TASK STATEMENT.
Filter the entries down to the lines holding "Modell", then copy those lines.
=== SOURCE DATA ===
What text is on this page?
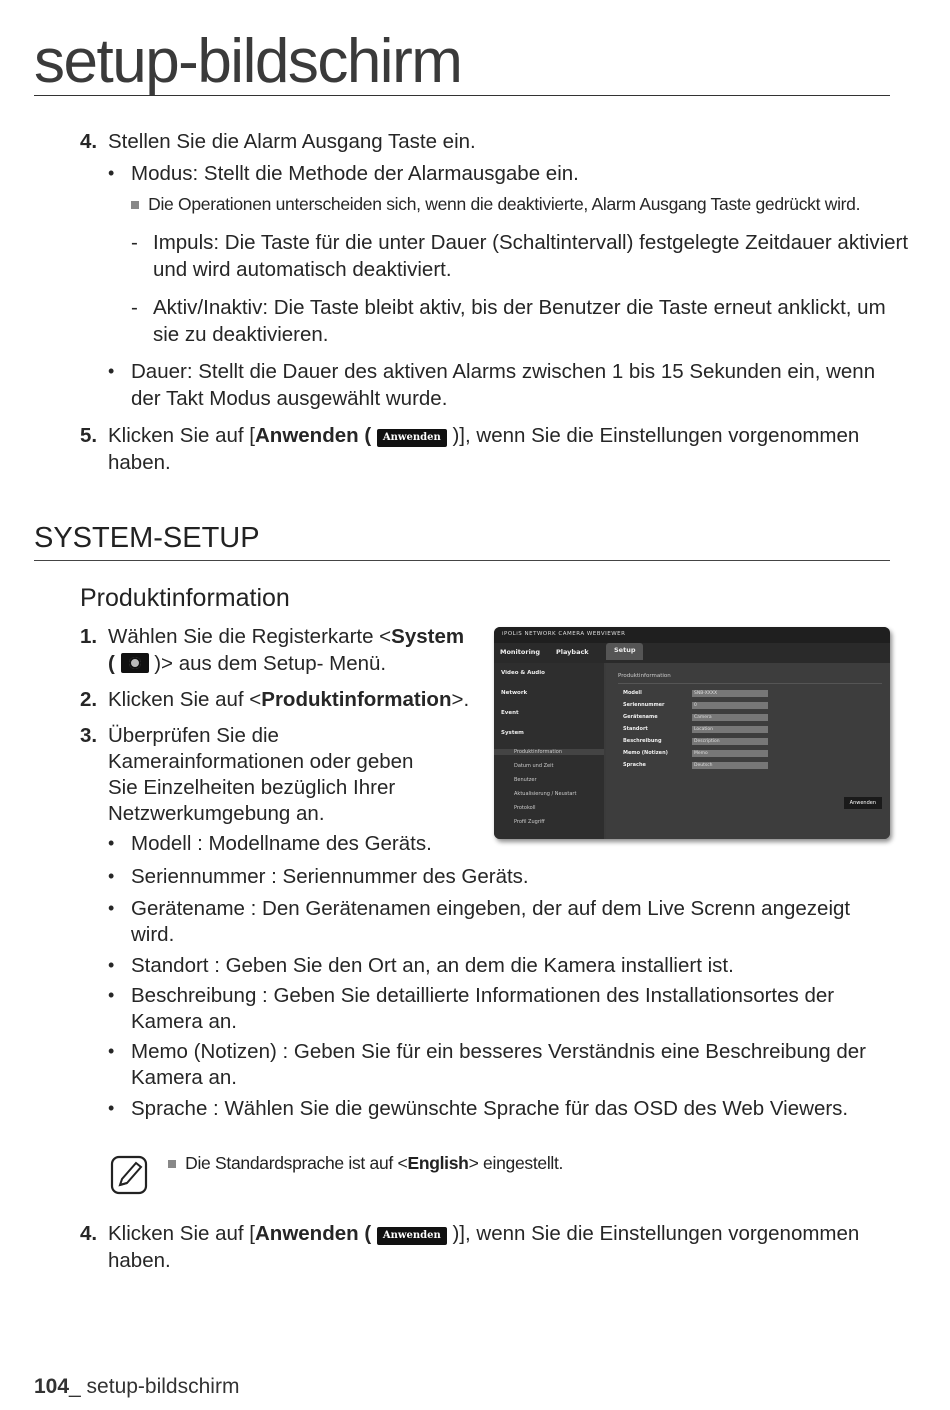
setup-bildschirm
4. Stellen Sie die Alarm Ausgang Taste ein.
• Modus: Stellt die Methode der Alarmausgabe ein.
Die Operationen unterscheiden sich, wenn die deaktivierte, Alarm Ausgang Taste gedrückt wird.
- Impuls: Die Taste für die unter Dauer (Schaltintervall) festgelegte Zeitdauer aktiviert
und wird automatisch deaktiviert.
- Aktiv/Inaktiv: Die Taste bleibt aktiv, bis der Benutzer die Taste erneut anklickt, um
sie zu deaktivieren.
• Dauer: Stellt die Dauer des aktiven Alarms zwischen 1 bis 15 Sekunden ein, wenn
der Takt Modus ausgewählt wurde.
5. Klicken Sie auf [Anwenden ( Anwenden )], wenn Sie die Einstellungen vorgenommen
haben.
SYSTEM-SETUP
Produktinformation
1. Wählen Sie die Registerkarte <System
( )> aus dem Setup- Menü.
2. Klicken Sie auf <Produktinformation>.
3. Überprüfen Sie die
Kamerainformationen oder geben
Sie Einzelheiten bezüglich Ihrer
Netzwerkumgebung an.
• Modell : Modellname des Geräts.
• Seriennummer : Seriennummer des Geräts.
• Gerätename : Den Gerätenamen eingeben, der auf dem Live Screnn angezeigt
wird.
• Standort : Geben Sie den Ort an, an dem die Kamera installiert ist.
• Beschreibung : Geben Sie detaillierte Informationen des Installationsortes der
Kamera an.
• Memo (Notizen) : Geben Sie für ein besseres Verständnis eine Beschreibung der
Kamera an.
• Sprache : Wählen Sie die gewünschte Sprache für das OSD des Web Viewers.
Die Standardsprache ist auf <English> eingestellt.
4. Klicken Sie auf [Anwenden ( Anwenden )], wenn Sie die Einstellungen vorgenommen
haben.
iPOLiS NETWORK CAMERA WEBVIEWER
Monitoring Playback	Setup
Video & Audio
Network
Event
System
Produktinformation
Datum und Zeit
Benutzer
Aktualisierung / Neustart
Protokoll
Profil Zugriff
Produktinformation
Modell	SNB-XXXX
Seriennummer	0
Gerätename	Camera
Standort	Location
Beschreibung	Description
Memo (Notizen)	Memo
Sprache	Deutsch
Anwenden
104_ setup-bildschirm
===
YOUR SOLUTION.
• Modell : Modellname des Geräts.
Modell	SNB-XXXX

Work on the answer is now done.